> DATA FOR ANALYSIS:

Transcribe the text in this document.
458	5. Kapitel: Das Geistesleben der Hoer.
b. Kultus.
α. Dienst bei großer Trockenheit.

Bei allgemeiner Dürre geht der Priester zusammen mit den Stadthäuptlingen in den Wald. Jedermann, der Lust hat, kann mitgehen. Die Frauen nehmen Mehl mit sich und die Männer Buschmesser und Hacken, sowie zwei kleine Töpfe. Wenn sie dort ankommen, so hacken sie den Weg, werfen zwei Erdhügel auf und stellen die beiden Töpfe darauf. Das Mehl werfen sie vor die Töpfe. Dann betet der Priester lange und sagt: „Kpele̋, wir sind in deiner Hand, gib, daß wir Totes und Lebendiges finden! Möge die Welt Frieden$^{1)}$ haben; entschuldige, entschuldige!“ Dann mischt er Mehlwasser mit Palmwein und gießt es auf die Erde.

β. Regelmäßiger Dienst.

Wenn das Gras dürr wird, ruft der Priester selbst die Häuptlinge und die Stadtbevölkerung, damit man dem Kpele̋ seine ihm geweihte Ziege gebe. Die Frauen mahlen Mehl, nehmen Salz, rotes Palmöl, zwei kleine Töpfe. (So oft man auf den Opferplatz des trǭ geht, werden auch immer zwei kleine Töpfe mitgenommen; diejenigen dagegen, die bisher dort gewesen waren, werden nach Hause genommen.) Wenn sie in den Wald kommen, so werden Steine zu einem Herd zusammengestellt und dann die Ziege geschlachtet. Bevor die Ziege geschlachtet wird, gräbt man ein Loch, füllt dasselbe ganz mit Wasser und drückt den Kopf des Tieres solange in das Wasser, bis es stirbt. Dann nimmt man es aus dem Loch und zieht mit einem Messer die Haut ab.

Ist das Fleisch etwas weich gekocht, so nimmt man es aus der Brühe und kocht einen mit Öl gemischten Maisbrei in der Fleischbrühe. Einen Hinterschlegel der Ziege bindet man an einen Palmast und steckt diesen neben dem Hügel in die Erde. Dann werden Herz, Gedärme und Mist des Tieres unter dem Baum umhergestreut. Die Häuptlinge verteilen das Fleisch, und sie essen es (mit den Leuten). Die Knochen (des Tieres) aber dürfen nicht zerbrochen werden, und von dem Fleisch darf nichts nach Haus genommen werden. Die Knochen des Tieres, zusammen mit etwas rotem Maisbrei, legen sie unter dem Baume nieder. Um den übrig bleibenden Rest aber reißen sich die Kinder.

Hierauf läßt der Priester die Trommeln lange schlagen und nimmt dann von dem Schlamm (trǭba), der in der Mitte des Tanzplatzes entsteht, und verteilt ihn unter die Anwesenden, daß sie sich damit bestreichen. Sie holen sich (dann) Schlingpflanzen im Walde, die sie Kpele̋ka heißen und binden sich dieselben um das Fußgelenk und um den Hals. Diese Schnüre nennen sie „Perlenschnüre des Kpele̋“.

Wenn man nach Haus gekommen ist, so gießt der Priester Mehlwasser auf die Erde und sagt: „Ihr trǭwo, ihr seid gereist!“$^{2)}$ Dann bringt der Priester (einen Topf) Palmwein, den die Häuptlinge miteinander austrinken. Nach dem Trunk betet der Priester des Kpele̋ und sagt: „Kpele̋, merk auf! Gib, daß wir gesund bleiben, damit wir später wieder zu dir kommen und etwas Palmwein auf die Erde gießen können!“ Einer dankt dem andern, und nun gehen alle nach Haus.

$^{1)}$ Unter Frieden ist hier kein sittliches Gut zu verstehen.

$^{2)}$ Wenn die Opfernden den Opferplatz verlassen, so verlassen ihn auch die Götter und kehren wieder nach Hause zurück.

> WHAT THE EXERCISE ASKS:
Search the entries for "Hause" and copy each matching line.

> RESULT:
Wenn das Gras dürr wird, ruft der Priester selbst die Häuptlinge und die Stadtbevölkerung, damit man dem Kpele̋ seine ihm geweihte Ziege gebe. Die Frauen mahlen Mehl, nehmen Salz, rotes Palmöl, zwei kleine Töpfe. (So oft man auf den Opferplatz des trǭ geht, werden auch immer zwei kleine Töpfe mitgenommen; diejenigen dagegen, die bisher dort gewesen waren, werden nach Hause genommen.) Wenn sie in den Wald kommen, so werden Steine zu einem Herd zusammengestellt und dann die Ziege geschlachtet. Bevor die Ziege geschlachtet wird, gräbt man ein Loch, füllt dasselbe ganz mit Wasser und drückt den Kopf des Tieres solange in das Wasser, bis es stirbt. Dann nimmt man es aus dem Loch und zieht mit einem Messer die Haut ab.
$^{2)}$ Wenn die Opfernden den Opferplatz verlassen, so verlassen ihn auch die Götter und kehren wieder nach Hause zurück.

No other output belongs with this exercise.